━━━ Listing ━━━

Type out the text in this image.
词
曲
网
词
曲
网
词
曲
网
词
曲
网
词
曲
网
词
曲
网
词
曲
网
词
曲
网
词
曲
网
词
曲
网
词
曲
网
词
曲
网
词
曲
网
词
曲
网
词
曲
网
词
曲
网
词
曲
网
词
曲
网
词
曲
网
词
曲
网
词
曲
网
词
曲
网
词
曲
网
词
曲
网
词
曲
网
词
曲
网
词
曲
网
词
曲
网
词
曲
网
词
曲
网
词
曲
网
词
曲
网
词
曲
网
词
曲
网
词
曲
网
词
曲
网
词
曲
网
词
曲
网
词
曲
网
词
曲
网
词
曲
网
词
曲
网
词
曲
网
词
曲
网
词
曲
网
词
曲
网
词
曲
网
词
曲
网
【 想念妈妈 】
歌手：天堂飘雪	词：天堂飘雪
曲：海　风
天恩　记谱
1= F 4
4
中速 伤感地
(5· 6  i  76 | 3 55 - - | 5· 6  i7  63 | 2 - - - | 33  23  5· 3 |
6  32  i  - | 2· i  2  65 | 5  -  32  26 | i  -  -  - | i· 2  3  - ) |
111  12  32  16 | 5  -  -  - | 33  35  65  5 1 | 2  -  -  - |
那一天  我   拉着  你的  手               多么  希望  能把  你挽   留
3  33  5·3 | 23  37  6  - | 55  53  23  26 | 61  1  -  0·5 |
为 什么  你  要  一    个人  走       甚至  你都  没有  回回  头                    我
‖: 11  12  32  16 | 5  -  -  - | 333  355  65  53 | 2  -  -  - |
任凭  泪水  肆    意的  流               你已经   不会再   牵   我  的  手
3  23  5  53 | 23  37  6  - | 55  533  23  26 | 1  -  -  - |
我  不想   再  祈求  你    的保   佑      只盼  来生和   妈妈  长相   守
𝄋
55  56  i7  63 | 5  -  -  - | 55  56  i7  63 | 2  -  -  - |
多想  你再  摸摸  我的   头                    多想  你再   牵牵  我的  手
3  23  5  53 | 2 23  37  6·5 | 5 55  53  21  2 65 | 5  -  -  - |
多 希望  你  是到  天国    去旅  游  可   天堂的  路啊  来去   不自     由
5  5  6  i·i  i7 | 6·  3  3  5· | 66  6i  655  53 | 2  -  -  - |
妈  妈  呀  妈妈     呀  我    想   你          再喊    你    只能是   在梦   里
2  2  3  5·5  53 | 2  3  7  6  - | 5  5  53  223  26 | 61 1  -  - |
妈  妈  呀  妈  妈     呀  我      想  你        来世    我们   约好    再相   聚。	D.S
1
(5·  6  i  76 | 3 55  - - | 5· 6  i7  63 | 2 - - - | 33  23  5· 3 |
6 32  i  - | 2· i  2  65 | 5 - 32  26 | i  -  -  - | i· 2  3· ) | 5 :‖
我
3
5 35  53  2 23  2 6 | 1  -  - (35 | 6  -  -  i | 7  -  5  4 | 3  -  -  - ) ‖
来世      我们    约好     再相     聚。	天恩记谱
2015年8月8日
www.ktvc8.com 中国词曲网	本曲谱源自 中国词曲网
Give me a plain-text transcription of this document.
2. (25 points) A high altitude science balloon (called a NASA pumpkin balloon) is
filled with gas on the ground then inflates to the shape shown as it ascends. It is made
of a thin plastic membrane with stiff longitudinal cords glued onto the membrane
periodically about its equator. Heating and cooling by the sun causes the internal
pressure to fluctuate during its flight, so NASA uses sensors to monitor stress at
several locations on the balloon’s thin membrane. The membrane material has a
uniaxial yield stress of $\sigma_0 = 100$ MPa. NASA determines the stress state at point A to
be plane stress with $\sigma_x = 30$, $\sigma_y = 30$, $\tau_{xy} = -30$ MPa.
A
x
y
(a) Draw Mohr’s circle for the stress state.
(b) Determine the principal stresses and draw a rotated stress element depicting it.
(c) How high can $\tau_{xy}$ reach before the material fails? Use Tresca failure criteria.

━━━

== Directions for this task ==
Read the entries above, then pull out the lines that include "balloon".

== Answer below ==
2. (25 points) A high altitude science balloon (called a NASA pumpkin balloon) is
several locations on the balloon’s thin membrane. The membrane material has a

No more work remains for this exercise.